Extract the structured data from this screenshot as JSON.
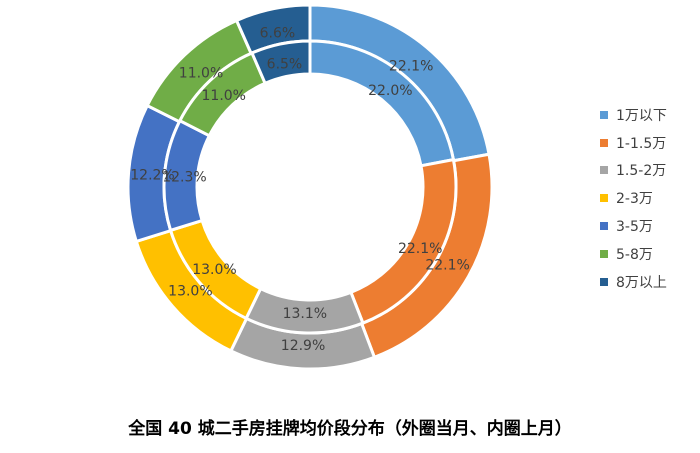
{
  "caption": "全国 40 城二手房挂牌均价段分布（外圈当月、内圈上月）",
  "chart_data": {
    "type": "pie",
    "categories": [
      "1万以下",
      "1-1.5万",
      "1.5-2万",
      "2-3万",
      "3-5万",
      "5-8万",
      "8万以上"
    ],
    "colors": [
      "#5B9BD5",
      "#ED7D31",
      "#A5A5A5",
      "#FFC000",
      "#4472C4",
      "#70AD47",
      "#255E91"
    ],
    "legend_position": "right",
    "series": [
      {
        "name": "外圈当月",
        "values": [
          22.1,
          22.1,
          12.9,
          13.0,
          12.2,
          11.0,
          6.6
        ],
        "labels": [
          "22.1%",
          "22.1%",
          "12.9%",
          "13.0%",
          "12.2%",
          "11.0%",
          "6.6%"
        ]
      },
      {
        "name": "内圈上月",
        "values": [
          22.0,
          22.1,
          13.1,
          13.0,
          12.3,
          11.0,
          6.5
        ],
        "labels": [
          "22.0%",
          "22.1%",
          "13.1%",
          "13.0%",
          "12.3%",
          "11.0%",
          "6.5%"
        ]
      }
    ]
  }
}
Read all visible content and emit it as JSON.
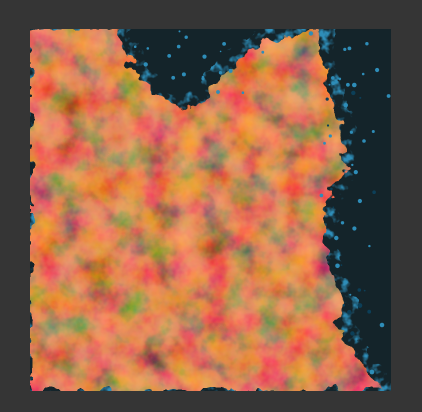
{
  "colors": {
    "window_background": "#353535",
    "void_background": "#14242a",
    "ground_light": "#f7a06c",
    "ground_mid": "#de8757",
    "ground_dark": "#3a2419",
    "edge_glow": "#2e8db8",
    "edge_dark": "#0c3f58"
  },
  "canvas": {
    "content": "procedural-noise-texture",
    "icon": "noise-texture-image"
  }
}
|---|
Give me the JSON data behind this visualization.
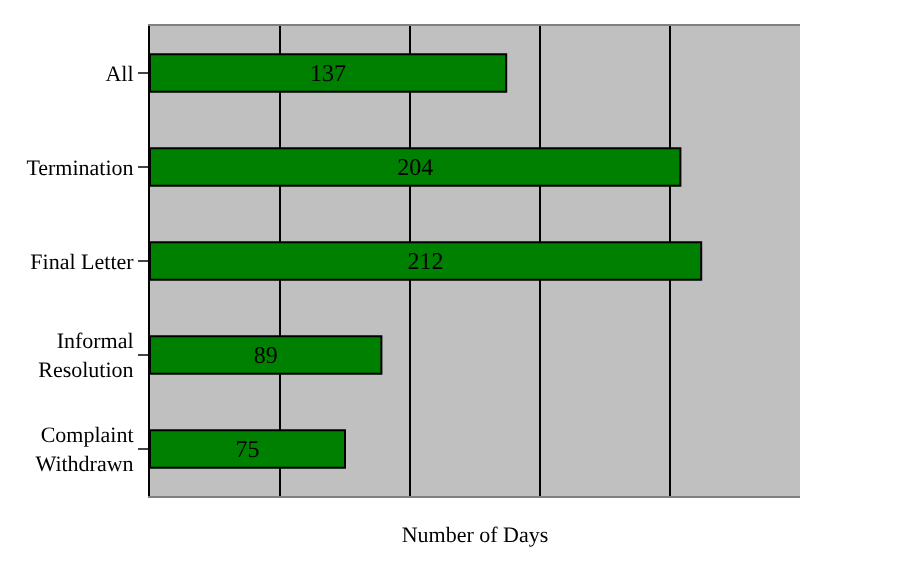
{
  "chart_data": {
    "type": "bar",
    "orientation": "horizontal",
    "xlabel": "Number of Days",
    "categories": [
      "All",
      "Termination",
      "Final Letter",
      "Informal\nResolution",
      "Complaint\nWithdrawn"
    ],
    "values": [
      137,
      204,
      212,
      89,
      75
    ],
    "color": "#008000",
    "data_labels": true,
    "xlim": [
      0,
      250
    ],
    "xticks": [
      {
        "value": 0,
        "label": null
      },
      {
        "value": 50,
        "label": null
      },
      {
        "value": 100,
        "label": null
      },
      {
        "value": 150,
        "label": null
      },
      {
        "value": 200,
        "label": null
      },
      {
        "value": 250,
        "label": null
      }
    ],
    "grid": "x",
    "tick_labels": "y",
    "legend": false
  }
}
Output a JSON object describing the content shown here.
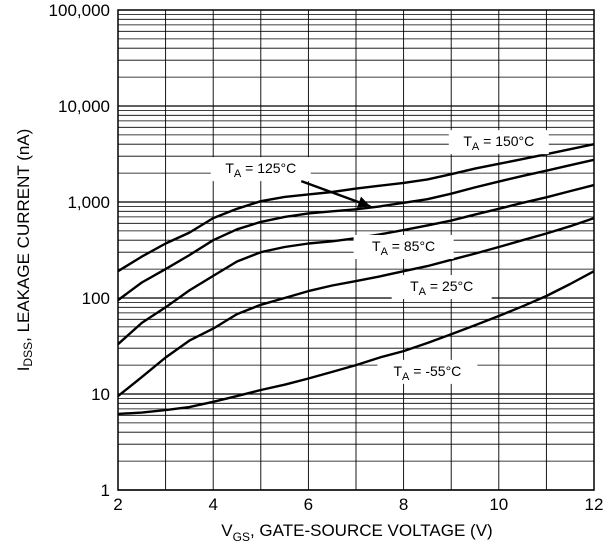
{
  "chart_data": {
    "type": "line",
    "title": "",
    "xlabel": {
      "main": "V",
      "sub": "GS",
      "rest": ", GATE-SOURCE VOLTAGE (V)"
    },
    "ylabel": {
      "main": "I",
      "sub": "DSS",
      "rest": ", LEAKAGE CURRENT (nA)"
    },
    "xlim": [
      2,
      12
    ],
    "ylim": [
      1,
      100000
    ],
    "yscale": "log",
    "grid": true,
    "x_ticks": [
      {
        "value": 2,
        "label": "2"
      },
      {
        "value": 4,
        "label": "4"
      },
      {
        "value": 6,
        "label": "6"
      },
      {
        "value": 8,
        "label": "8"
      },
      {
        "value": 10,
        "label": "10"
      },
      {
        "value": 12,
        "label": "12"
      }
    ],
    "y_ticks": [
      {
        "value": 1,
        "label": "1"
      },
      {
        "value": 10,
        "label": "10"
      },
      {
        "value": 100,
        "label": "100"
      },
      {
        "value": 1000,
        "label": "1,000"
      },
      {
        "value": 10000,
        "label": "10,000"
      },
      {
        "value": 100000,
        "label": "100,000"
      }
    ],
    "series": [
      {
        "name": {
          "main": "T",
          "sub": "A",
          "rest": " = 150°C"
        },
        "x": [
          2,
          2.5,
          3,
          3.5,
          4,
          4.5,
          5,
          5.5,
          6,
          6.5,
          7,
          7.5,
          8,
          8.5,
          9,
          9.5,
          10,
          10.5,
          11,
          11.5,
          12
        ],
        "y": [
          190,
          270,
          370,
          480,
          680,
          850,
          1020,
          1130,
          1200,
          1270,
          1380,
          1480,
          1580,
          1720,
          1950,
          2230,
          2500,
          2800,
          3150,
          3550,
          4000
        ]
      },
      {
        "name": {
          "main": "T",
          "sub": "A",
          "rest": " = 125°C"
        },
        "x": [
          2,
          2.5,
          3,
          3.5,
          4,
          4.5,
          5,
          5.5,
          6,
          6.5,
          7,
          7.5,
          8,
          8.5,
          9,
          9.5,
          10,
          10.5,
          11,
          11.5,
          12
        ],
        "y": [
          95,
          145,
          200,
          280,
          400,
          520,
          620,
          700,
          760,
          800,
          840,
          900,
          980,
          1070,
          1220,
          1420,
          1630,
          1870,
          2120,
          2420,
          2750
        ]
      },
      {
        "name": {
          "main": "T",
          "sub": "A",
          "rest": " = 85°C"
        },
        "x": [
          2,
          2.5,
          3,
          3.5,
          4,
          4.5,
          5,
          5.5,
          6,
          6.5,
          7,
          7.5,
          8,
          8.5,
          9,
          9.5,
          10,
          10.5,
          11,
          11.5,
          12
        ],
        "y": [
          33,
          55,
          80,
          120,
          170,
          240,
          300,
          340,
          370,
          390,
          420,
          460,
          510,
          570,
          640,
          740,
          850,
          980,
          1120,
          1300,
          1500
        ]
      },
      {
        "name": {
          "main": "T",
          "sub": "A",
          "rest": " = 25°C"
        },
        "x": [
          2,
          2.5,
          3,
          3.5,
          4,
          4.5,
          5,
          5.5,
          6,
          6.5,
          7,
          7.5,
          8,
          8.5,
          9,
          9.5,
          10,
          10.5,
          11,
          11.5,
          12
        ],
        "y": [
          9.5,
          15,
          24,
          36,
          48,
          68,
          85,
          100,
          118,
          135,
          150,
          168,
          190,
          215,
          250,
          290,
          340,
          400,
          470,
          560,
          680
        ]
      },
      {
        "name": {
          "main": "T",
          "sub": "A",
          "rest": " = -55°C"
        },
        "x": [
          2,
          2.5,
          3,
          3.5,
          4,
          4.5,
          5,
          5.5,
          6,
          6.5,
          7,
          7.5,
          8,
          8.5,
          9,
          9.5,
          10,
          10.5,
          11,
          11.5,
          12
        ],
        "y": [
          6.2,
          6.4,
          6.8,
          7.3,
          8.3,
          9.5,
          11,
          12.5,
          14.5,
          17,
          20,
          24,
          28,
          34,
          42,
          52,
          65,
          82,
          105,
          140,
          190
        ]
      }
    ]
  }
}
|---|
WHAT IS EXPECTED: Scan the material for lines with the word "rest", and copy each line you find.

THE OUTPUT:
      "rest": ", GATE-SOURCE VOLTAGE (V)"
      "rest": ", LEAKAGE CURRENT (nA)"
          "rest": " = 150°C"
          "rest": " = 125°C"
          "rest": " = 85°C"
          "rest": " = 25°C"
          "rest": " = -55°C"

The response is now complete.